■ EXERCISE DETAILS ■
Transcribe all the records exactly and omit any images they hold.

■ RECORDS PROVIDED ■
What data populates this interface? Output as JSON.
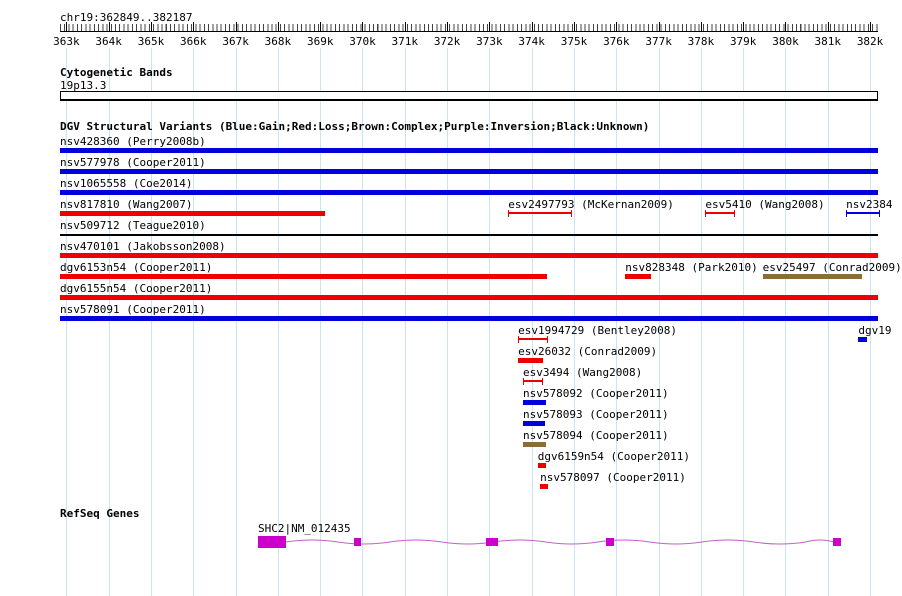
{
  "header": {
    "position": "chr19:362849..382187"
  },
  "grid": {
    "color": "#c9e4f2"
  },
  "ruler": {
    "ticks": [
      {
        "label": "363k",
        "pct": 0.78
      },
      {
        "label": "364k",
        "pct": 5.95
      },
      {
        "label": "365k",
        "pct": 11.12
      },
      {
        "label": "366k",
        "pct": 16.29
      },
      {
        "label": "367k",
        "pct": 21.47
      },
      {
        "label": "368k",
        "pct": 26.64
      },
      {
        "label": "369k",
        "pct": 31.81
      },
      {
        "label": "370k",
        "pct": 36.98
      },
      {
        "label": "371k",
        "pct": 42.15
      },
      {
        "label": "372k",
        "pct": 47.32
      },
      {
        "label": "373k",
        "pct": 52.49
      },
      {
        "label": "374k",
        "pct": 57.66
      },
      {
        "label": "375k",
        "pct": 62.84
      },
      {
        "label": "376k",
        "pct": 68.01
      },
      {
        "label": "377k",
        "pct": 73.18
      },
      {
        "label": "378k",
        "pct": 78.35
      },
      {
        "label": "379k",
        "pct": 83.52
      },
      {
        "label": "380k",
        "pct": 88.69
      },
      {
        "label": "381k",
        "pct": 93.86
      },
      {
        "label": "382k",
        "pct": 99.03
      }
    ]
  },
  "cytobands": {
    "title": "Cytogenetic Bands",
    "band_label": "19p13.3"
  },
  "dgv": {
    "title": "DGV Structural Variants (Blue:Gain;Red:Loss;Brown:Complex;Purple:Inversion;Black:Unknown)",
    "palette": {
      "gain": "#0000dd",
      "loss": "#ee0000",
      "complex": "#8a6d3b",
      "inversion": "#7b1fa2",
      "unknown": "#000000"
    },
    "rows": [
      {
        "items": [
          {
            "label": "nsv428360 (Perry2008b)",
            "type": "gain",
            "style": "bar",
            "start": 0,
            "width": 100
          }
        ]
      },
      {
        "items": [
          {
            "label": "nsv577978 (Cooper2011)",
            "type": "gain",
            "style": "bar",
            "start": 0,
            "width": 100
          }
        ]
      },
      {
        "items": [
          {
            "label": "nsv1065558 (Coe2014)",
            "type": "gain",
            "style": "bar",
            "start": 0,
            "width": 100
          }
        ]
      },
      {
        "items": [
          {
            "label": "nsv817810 (Wang2007)",
            "type": "loss",
            "style": "bar",
            "start": 0,
            "width": 32.4
          },
          {
            "label": "esv2497793 (McKernan2009)",
            "type": "loss",
            "style": "bracket",
            "start": 54.8,
            "width": 7.6
          },
          {
            "label": "esv5410 (Wang2008)",
            "type": "loss",
            "style": "bracket",
            "start": 78.9,
            "width": 3.4
          },
          {
            "label": "nsv2384",
            "type": "gain",
            "style": "bracket",
            "start": 96.1,
            "width": 3.9
          }
        ]
      },
      {
        "items": [
          {
            "label": "nsv509712 (Teague2010)",
            "type": "unknown",
            "style": "thin-bar",
            "start": 0,
            "width": 100
          }
        ]
      },
      {
        "items": [
          {
            "label": "nsv470101 (Jakobsson2008)",
            "type": "loss",
            "style": "bar",
            "start": 0,
            "width": 100
          }
        ]
      },
      {
        "items": [
          {
            "label": "dgv6153n54 (Cooper2011)",
            "type": "loss",
            "style": "bar",
            "start": 0,
            "width": 59.5
          },
          {
            "label": "nsv828348 (Park2010)",
            "type": "loss",
            "style": "bar",
            "start": 69.1,
            "width": 3.2
          },
          {
            "label": "esv25497 (Conrad2009)",
            "type": "complex",
            "style": "bar",
            "start": 85.9,
            "width": 12.1
          }
        ]
      },
      {
        "items": [
          {
            "label": "dgv6155n54 (Cooper2011)",
            "type": "loss",
            "style": "bar",
            "start": 0,
            "width": 100
          }
        ]
      },
      {
        "items": [
          {
            "label": "nsv578091 (Cooper2011)",
            "type": "gain",
            "style": "bar",
            "start": 0,
            "width": 100
          }
        ]
      },
      {
        "items": [
          {
            "label": "esv1994729 (Bentley2008)",
            "type": "loss",
            "style": "bracket",
            "start": 56.0,
            "width": 3.4
          },
          {
            "label": "dgv19",
            "type": "gain",
            "style": "bar",
            "start": 97.6,
            "width": 1.0
          }
        ]
      },
      {
        "items": [
          {
            "label": "esv26032 (Conrad2009)",
            "type": "loss",
            "style": "bar",
            "start": 56.0,
            "width": 3.1
          }
        ]
      },
      {
        "items": [
          {
            "label": "esv3494 (Wang2008)",
            "type": "loss",
            "style": "bracket",
            "start": 56.6,
            "width": 2.2
          }
        ]
      },
      {
        "items": [
          {
            "label": "nsv578092 (Cooper2011)",
            "type": "gain",
            "style": "bar",
            "start": 56.6,
            "width": 2.8
          }
        ]
      },
      {
        "items": [
          {
            "label": "nsv578093 (Cooper2011)",
            "type": "gain",
            "style": "bar",
            "start": 56.6,
            "width": 2.7
          }
        ]
      },
      {
        "items": [
          {
            "label": "nsv578094 (Cooper2011)",
            "type": "complex",
            "style": "bar",
            "start": 56.6,
            "width": 2.8
          }
        ]
      },
      {
        "items": [
          {
            "label": "dgv6159n54 (Cooper2011)",
            "type": "loss",
            "style": "bar",
            "start": 58.4,
            "width": 1.0
          }
        ]
      },
      {
        "items": [
          {
            "label": "nsv578097 (Cooper2011)",
            "type": "loss",
            "style": "bar",
            "start": 58.7,
            "width": 0.9
          }
        ]
      }
    ]
  },
  "refseq": {
    "title": "RefSeq Genes",
    "gene": {
      "label": "SHC2|NM_012435",
      "label_start": 24.2,
      "line_start": 27.6,
      "line_end": 94.6,
      "exon_color": "#cc00cc",
      "line_color": "#c75fc7",
      "exons": [
        {
          "start": 24.2,
          "width": 3.4,
          "tall": true
        },
        {
          "start": 35.9,
          "width": 0.9
        },
        {
          "start": 52.1,
          "width": 1.5
        },
        {
          "start": 66.8,
          "width": 0.9
        },
        {
          "start": 94.5,
          "width": 1.0
        }
      ]
    }
  }
}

■ OUTPUT FOR THIS TASK ■
What data populates this interface? Output as JSON.
{
  "header": {
    "position": "chr19:362849..382187"
  },
  "grid": {
    "color": "#c9e4f2"
  },
  "ruler": {
    "ticks": [
      {
        "label": "363k",
        "pct": 0.78
      },
      {
        "label": "364k",
        "pct": 5.95
      },
      {
        "label": "365k",
        "pct": 11.12
      },
      {
        "label": "366k",
        "pct": 16.29
      },
      {
        "label": "367k",
        "pct": 21.47
      },
      {
        "label": "368k",
        "pct": 26.64
      },
      {
        "label": "369k",
        "pct": 31.81
      },
      {
        "label": "370k",
        "pct": 36.98
      },
      {
        "label": "371k",
        "pct": 42.15
      },
      {
        "label": "372k",
        "pct": 47.32
      },
      {
        "label": "373k",
        "pct": 52.49
      },
      {
        "label": "374k",
        "pct": 57.66
      },
      {
        "label": "375k",
        "pct": 62.84
      },
      {
        "label": "376k",
        "pct": 68.01
      },
      {
        "label": "377k",
        "pct": 73.18
      },
      {
        "label": "378k",
        "pct": 78.35
      },
      {
        "label": "379k",
        "pct": 83.52
      },
      {
        "label": "380k",
        "pct": 88.69
      },
      {
        "label": "381k",
        "pct": 93.86
      },
      {
        "label": "382k",
        "pct": 99.03
      }
    ]
  },
  "cytobands": {
    "title": "Cytogenetic Bands",
    "band_label": "19p13.3"
  },
  "dgv": {
    "title": "DGV Structural Variants (Blue:Gain;Red:Loss;Brown:Complex;Purple:Inversion;Black:Unknown)",
    "palette": {
      "gain": "#0000dd",
      "loss": "#ee0000",
      "complex": "#8a6d3b",
      "inversion": "#7b1fa2",
      "unknown": "#000000"
    },
    "rows": [
      {
        "items": [
          {
            "label": "nsv428360 (Perry2008b)",
            "type": "gain",
            "style": "bar",
            "start": 0,
            "width": 100
          }
        ]
      },
      {
        "items": [
          {
            "label": "nsv577978 (Cooper2011)",
            "type": "gain",
            "style": "bar",
            "start": 0,
            "width": 100
          }
        ]
      },
      {
        "items": [
          {
            "label": "nsv1065558 (Coe2014)",
            "type": "gain",
            "style": "bar",
            "start": 0,
            "width": 100
          }
        ]
      },
      {
        "items": [
          {
            "label": "nsv817810 (Wang2007)",
            "type": "loss",
            "style": "bar",
            "start": 0,
            "width": 32.4
          },
          {
            "label": "esv2497793 (McKernan2009)",
            "type": "loss",
            "style": "bracket",
            "start": 54.8,
            "width": 7.6
          },
          {
            "label": "esv5410 (Wang2008)",
            "type": "loss",
            "style": "bracket",
            "start": 78.9,
            "width": 3.4
          },
          {
            "label": "nsv2384",
            "type": "gain",
            "style": "bracket",
            "start": 96.1,
            "width": 3.9
          }
        ]
      },
      {
        "items": [
          {
            "label": "nsv509712 (Teague2010)",
            "type": "unknown",
            "style": "thin-bar",
            "start": 0,
            "width": 100
          }
        ]
      },
      {
        "items": [
          {
            "label": "nsv470101 (Jakobsson2008)",
            "type": "loss",
            "style": "bar",
            "start": 0,
            "width": 100
          }
        ]
      },
      {
        "items": [
          {
            "label": "dgv6153n54 (Cooper2011)",
            "type": "loss",
            "style": "bar",
            "start": 0,
            "width": 59.5
          },
          {
            "label": "nsv828348 (Park2010)",
            "type": "loss",
            "style": "bar",
            "start": 69.1,
            "width": 3.2
          },
          {
            "label": "esv25497 (Conrad2009)",
            "type": "complex",
            "style": "bar",
            "start": 85.9,
            "width": 12.1
          }
        ]
      },
      {
        "items": [
          {
            "label": "dgv6155n54 (Cooper2011)",
            "type": "loss",
            "style": "bar",
            "start": 0,
            "width": 100
          }
        ]
      },
      {
        "items": [
          {
            "label": "nsv578091 (Cooper2011)",
            "type": "gain",
            "style": "bar",
            "start": 0,
            "width": 100
          }
        ]
      },
      {
        "items": [
          {
            "label": "esv1994729 (Bentley2008)",
            "type": "loss",
            "style": "bracket",
            "start": 56.0,
            "width": 3.4
          },
          {
            "label": "dgv19",
            "type": "gain",
            "style": "bar",
            "start": 97.6,
            "width": 1.0
          }
        ]
      },
      {
        "items": [
          {
            "label": "esv26032 (Conrad2009)",
            "type": "loss",
            "style": "bar",
            "start": 56.0,
            "width": 3.1
          }
        ]
      },
      {
        "items": [
          {
            "label": "esv3494 (Wang2008)",
            "type": "loss",
            "style": "bracket",
            "start": 56.6,
            "width": 2.2
          }
        ]
      },
      {
        "items": [
          {
            "label": "nsv578092 (Cooper2011)",
            "type": "gain",
            "style": "bar",
            "start": 56.6,
            "width": 2.8
          }
        ]
      },
      {
        "items": [
          {
            "label": "nsv578093 (Cooper2011)",
            "type": "gain",
            "style": "bar",
            "start": 56.6,
            "width": 2.7
          }
        ]
      },
      {
        "items": [
          {
            "label": "nsv578094 (Cooper2011)",
            "type": "complex",
            "style": "bar",
            "start": 56.6,
            "width": 2.8
          }
        ]
      },
      {
        "items": [
          {
            "label": "dgv6159n54 (Cooper2011)",
            "type": "loss",
            "style": "bar",
            "start": 58.4,
            "width": 1.0
          }
        ]
      },
      {
        "items": [
          {
            "label": "nsv578097 (Cooper2011)",
            "type": "loss",
            "style": "bar",
            "start": 58.7,
            "width": 0.9
          }
        ]
      }
    ]
  },
  "refseq": {
    "title": "RefSeq Genes",
    "gene": {
      "label": "SHC2|NM_012435",
      "label_start": 24.2,
      "line_start": 27.6,
      "line_end": 94.6,
      "exon_color": "#cc00cc",
      "line_color": "#c75fc7",
      "exons": [
        {
          "start": 24.2,
          "width": 3.4,
          "tall": true
        },
        {
          "start": 35.9,
          "width": 0.9
        },
        {
          "start": 52.1,
          "width": 1.5
        },
        {
          "start": 66.8,
          "width": 0.9
        },
        {
          "start": 94.5,
          "width": 1.0
        }
      ]
    }
  }
}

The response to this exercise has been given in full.